Last modified: Thursday, 28-Feb-2019 00:08:30 UTC. Maintained by: Elisa E. Beshero-Bondar (eeb4 at psu.edu). Powered by firebellies.

XQuery Exercise 1

For our first XQuery exercise we’ll be working with a special collection of Shakespeare’s plays coded in TEI that are part of our eXist XML database. Because the XML elements in this collection are coded in the TEI namespace, we need to begin by declaring that TEI is our default element namespace (otherwise we will be unable to access the element nodes in the collection). Open eXide, and a new XQuery window, and paste in the following line, all the way to the semicolon, to establish that we are working in the TEI namespace:

declare default element namespace "http://www.tei-c.org/ns/1.0";

You can then access this collection:

collection('/db/apps/shakespeare/data/')

Given entries —

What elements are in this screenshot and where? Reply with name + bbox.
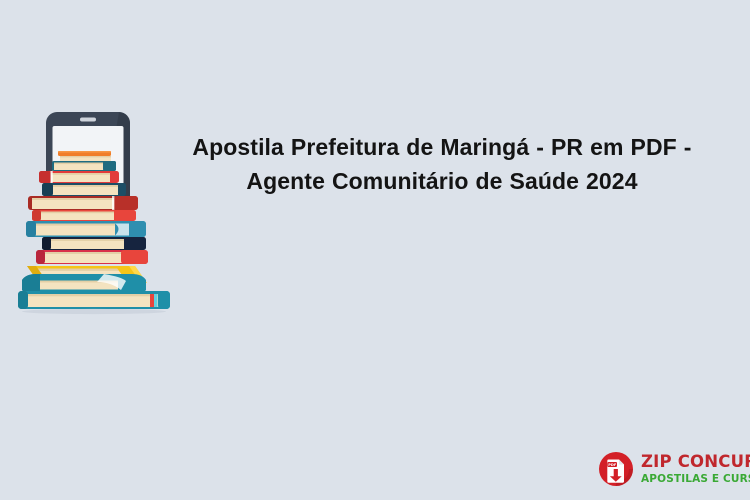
books-and-tablet-illustration [8, 108, 180, 318]
book-teal-base [18, 291, 170, 314]
book-red-upper [39, 171, 119, 183]
book-red-mid [32, 210, 136, 221]
pdf-download-badge-icon: PDF [598, 451, 634, 487]
book-crimson-lower [36, 250, 148, 264]
bookmark-cyan [154, 294, 158, 307]
title-block: Apostila Prefeitura de Maringá - PR em P… [186, 130, 698, 198]
logo-primary-text: ZIP CONCURSOS [641, 454, 750, 471]
bookmark-red [150, 294, 154, 307]
product-banner: Apostila Prefeitura de Maringá - PR em P… [0, 0, 750, 500]
brand-logo[interactable]: PDF ZIP CONCURSOS APOSTILAS E CURSOS [598, 446, 744, 492]
page-title: Apostila Prefeitura de Maringá - PR em P… [186, 130, 698, 198]
svg-text:PDF: PDF [608, 463, 617, 467]
logo-secondary-text: APOSTILAS E CURSOS [641, 474, 750, 485]
book-teal-upper [52, 161, 116, 171]
book-blue-mid [26, 221, 146, 237]
book-darkred-mid [28, 196, 138, 210]
logo-text-group: ZIP CONCURSOS APOSTILAS E CURSOS [641, 454, 750, 484]
book-navy-upper [42, 183, 126, 196]
book-navy-lower [42, 237, 146, 250]
book-orange-top [58, 151, 111, 161]
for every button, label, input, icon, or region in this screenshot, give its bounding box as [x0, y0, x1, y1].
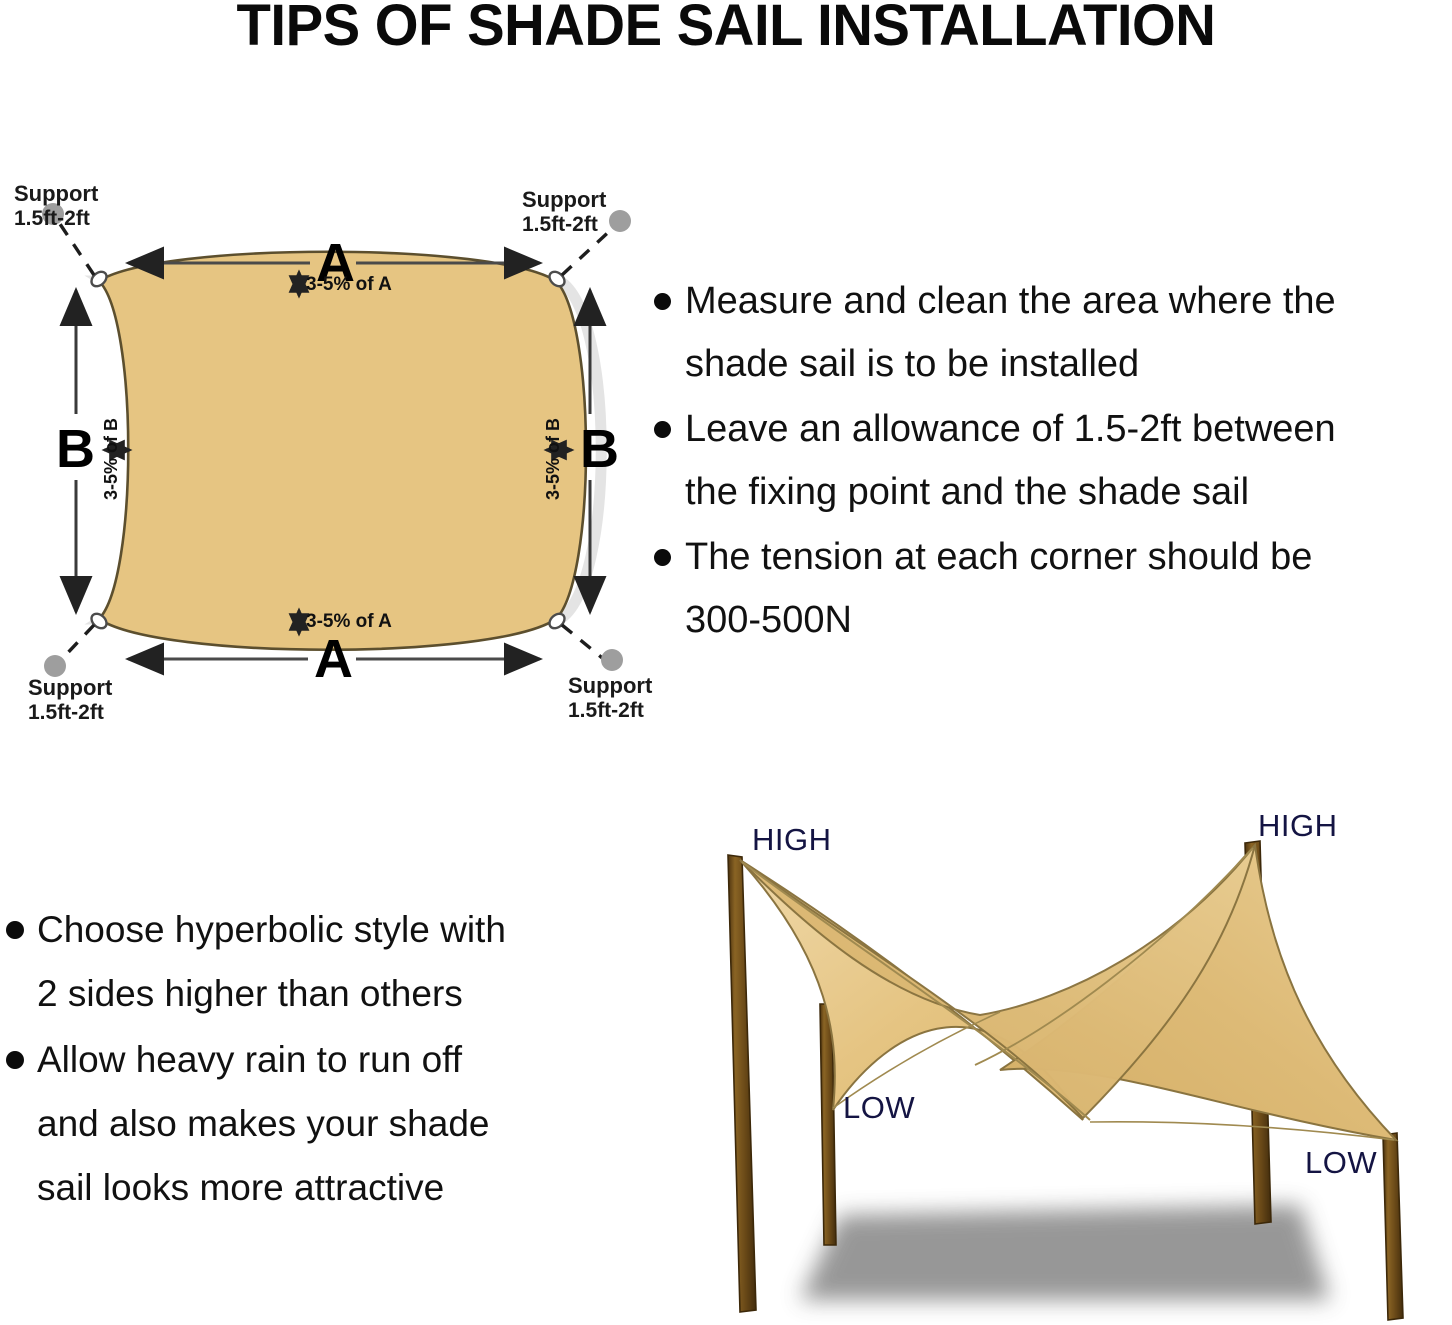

What you will do —
1 > In the XQuery exercise, what happens if TEI is not declared as the default element namespace?
2 > Decide whether each statement agrees with the XQuery exercise, and quote the words that settle each one.
(a) The Shakespeare plays in the collection are coded in TEI.
(b) The namespace declaration should be pasted in without its final semicolon.
(c) The work is to be done in a new XQuery window in eXide.
3 > Print the passage of the XQuery exercise between "XQuery Exercise 1" and "collection('/db/apps/shakespeare/data/')", inclusive.

The responses —
1 > You will be unable to access the element nodes in the collection.

2 >
(a) Yes: "a special collection of Shakespeare’s plays coded in TEI"
(b) No: "paste in the following line, all the way to the semicolon"
(c) Yes: "Open eXide, and a new XQuery window"

3 >
XQuery Exercise 1

For our first XQuery exercise we’ll be working with a special collection of Shakespeare’s plays coded in TEI that are part of our eXist XML database. Because the XML elements in this collection are coded in the TEI namespace, we need to begin by declaring that TEI is our default element namespace (otherwise we will be unable to access the element nodes in the collection). Open eXide, and a new XQuery window, and paste in the following line, all the way to the semicolon, to establish that we are working in the TEI namespace:

declare default element namespace "http://www.tei-c.org/ns/1.0";

You can then access this collection:

collection('/db/apps/shakespeare/data/')